[Begin TASK DATA]
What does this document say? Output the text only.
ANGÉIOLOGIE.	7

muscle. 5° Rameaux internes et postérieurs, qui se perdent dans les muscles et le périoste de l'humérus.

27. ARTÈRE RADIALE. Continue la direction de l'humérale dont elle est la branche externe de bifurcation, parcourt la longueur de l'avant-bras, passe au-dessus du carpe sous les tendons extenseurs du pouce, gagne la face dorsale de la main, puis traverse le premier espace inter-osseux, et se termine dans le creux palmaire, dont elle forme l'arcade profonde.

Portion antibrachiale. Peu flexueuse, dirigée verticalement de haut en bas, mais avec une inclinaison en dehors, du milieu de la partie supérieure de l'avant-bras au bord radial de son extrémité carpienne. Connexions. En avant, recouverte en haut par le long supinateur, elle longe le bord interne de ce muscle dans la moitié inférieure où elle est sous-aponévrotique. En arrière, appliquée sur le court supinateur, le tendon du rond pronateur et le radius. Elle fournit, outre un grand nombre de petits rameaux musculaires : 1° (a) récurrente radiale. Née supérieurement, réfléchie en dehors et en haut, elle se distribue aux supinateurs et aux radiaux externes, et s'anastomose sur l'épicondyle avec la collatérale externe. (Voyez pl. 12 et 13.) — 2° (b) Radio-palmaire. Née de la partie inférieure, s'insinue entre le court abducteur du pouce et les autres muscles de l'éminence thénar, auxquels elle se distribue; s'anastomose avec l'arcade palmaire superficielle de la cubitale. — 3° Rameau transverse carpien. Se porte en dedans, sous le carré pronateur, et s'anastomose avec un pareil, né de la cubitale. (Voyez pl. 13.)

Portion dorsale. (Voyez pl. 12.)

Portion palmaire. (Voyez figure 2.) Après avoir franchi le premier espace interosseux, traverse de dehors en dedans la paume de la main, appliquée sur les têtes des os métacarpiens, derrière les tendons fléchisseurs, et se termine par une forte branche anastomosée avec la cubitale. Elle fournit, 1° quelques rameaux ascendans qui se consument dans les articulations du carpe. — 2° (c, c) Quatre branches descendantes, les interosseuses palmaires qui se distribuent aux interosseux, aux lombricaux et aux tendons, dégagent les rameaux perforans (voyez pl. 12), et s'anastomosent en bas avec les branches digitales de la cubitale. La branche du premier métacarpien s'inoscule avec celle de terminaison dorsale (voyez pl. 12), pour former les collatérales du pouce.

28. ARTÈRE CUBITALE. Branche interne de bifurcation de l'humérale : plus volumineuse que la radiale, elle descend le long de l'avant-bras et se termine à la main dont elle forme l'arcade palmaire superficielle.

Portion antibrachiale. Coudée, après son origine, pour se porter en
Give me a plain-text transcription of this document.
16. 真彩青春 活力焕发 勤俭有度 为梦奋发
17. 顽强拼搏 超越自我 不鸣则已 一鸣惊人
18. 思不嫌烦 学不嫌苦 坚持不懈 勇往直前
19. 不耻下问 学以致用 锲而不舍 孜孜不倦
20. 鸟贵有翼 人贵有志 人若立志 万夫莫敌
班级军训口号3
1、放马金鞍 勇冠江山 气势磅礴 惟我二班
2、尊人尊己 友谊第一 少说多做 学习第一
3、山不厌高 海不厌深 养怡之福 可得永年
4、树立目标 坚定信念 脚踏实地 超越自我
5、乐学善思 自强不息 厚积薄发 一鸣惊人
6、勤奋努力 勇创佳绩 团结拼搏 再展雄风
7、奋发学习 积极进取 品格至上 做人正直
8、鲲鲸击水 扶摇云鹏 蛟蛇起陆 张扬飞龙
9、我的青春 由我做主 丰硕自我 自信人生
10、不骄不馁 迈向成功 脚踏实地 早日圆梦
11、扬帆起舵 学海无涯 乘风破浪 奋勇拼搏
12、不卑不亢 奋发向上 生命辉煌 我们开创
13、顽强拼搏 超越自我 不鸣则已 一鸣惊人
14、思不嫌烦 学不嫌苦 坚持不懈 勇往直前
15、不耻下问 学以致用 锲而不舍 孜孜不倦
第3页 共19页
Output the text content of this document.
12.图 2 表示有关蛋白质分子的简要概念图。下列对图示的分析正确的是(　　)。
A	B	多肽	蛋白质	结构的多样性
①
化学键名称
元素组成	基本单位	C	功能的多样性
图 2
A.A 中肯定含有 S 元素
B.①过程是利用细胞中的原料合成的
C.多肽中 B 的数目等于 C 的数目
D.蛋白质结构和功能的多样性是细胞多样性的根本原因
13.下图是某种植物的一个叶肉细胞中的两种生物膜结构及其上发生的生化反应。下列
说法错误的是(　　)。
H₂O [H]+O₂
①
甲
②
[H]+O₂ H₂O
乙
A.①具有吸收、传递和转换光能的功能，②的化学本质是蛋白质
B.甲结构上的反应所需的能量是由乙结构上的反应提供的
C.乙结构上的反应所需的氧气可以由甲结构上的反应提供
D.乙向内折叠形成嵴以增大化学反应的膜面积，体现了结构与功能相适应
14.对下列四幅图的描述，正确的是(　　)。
[End TASK DATA]
OBJECTIVE: Output the lines above verbatim and in full.

TASK SOLUTION:
What does this document say? Output the text only.
ANGÉIOLOGIE.	7

muscle. 5° Rameaux internes et postérieurs, qui se perdent dans les muscles et le périoste de l'humérus.

27. ARTÈRE RADIALE. Continue la direction de l'humérale dont elle est la branche externe de bifurcation, parcourt la longueur de l'avant-bras, passe au-dessus du carpe sous les tendons extenseurs du pouce, gagne la face dorsale de la main, puis traverse le premier espace inter-osseux, et se termine dans le creux palmaire, dont elle forme l'arcade profonde.

Portion antibrachiale. Peu flexueuse, dirigée verticalement de haut en bas, mais avec une inclinaison en dehors, du milieu de la partie supérieure de l'avant-bras au bord radial de son extrémité carpienne. Connexions. En avant, recouverte en haut par le long supinateur, elle longe le bord interne de ce muscle dans la moitié inférieure où elle est sous-aponévrotique. En arrière, appliquée sur le court supinateur, le tendon du rond pronateur et le radius. Elle fournit, outre un grand nombre de petits rameaux musculaires : 1° (a) récurrente radiale. Née supérieurement, réfléchie en dehors et en haut, elle se distribue aux supinateurs et aux radiaux externes, et s'anastomose sur l'épicondyle avec la collatérale externe. (Voyez pl. 12 et 13.) — 2° (b) Radio-palmaire. Née de la partie inférieure, s'insinue entre le court abducteur du pouce et les autres muscles de l'éminence thénar, auxquels elle se distribue; s'anastomose avec l'arcade palmaire superficielle de la cubitale. — 3° Rameau transverse carpien. Se porte en dedans, sous le carré pronateur, et s'anastomose avec un pareil, né de la cubitale. (Voyez pl. 13.)

Portion dorsale. (Voyez pl. 12.)

Portion palmaire. (Voyez figure 2.) Après avoir franchi le premier espace interosseux, traverse de dehors en dedans la paume de la main, appliquée sur les têtes des os métacarpiens, derrière les tendons fléchisseurs, et se termine par une forte branche anastomosée avec la cubitale. Elle fournit, 1° quelques rameaux ascendans qui se consument dans les articulations du carpe. — 2° (c, c) Quatre branches descendantes, les interosseuses palmaires qui se distribuent aux interosseux, aux lombricaux et aux tendons, dégagent les rameaux perforans (voyez pl. 12), et s'anastomosent en bas avec les branches digitales de la cubitale. La branche du premier métacarpien s'inoscule avec celle de terminaison dorsale (voyez pl. 12), pour former les collatérales du pouce.

28. ARTÈRE CUBITALE. Branche interne de bifurcation de l'humérale : plus volumineuse que la radiale, elle descend le long de l'avant-bras et se termine à la main dont elle forme l'arcade palmaire superficielle.

Portion antibrachiale. Coudée, après son origine, pour se porter en
Give me a plain-text transcription of this document.
16. 真彩青春 活力焕发 勤俭有度 为梦奋发
17. 顽强拼搏 超越自我 不鸣则已 一鸣惊人
18. 思不嫌烦 学不嫌苦 坚持不懈 勇往直前
19. 不耻下问 学以致用 锲而不舍 孜孜不倦
20. 鸟贵有翼 人贵有志 人若立志 万夫莫敌
班级军训口号3
1、放马金鞍 勇冠江山 气势磅礴 惟我二班
2、尊人尊己 友谊第一 少说多做 学习第一
3、山不厌高 海不厌深 养怡之福 可得永年
4、树立目标 坚定信念 脚踏实地 超越自我
5、乐学善思 自强不息 厚积薄发 一鸣惊人
6、勤奋努力 勇创佳绩 团结拼搏 再展雄风
7、奋发学习 积极进取 品格至上 做人正直
8、鲲鲸击水 扶摇云鹏 蛟蛇起陆 张扬飞龙
9、我的青春 由我做主 丰硕自我 自信人生
10、不骄不馁 迈向成功 脚踏实地 早日圆梦
11、扬帆起舵 学海无涯 乘风破浪 奋勇拼搏
12、不卑不亢 奋发向上 生命辉煌 我们开创
13、顽强拼搏 超越自我 不鸣则已 一鸣惊人
14、思不嫌烦 学不嫌苦 坚持不懈 勇往直前
15、不耻下问 学以致用 锲而不舍 孜孜不倦
第3页 共19页
Output the text content of this document.
12.图 2 表示有关蛋白质分子的简要概念图。下列对图示的分析正确的是(　　)。
A	B	多肽	蛋白质	结构的多样性
①
化学键名称
元素组成	基本单位	C	功能的多样性
图 2
A.A 中肯定含有 S 元素
B.①过程是利用细胞中的原料合成的
C.多肽中 B 的数目等于 C 的数目
D.蛋白质结构和功能的多样性是细胞多样性的根本原因
13.下图是某种植物的一个叶肉细胞中的两种生物膜结构及其上发生的生化反应。下列
说法错误的是(　　)。
H₂O [H]+O₂
①
甲
②
[H]+O₂ H₂O
乙
A.①具有吸收、传递和转换光能的功能，②的化学本质是蛋白质
B.甲结构上的反应所需的能量是由乙结构上的反应提供的
C.乙结构上的反应所需的氧气可以由甲结构上的反应提供
D.乙向内折叠形成嵴以增大化学反应的膜面积，体现了结构与功能相适应
14.对下列四幅图的描述，正确的是(　　)。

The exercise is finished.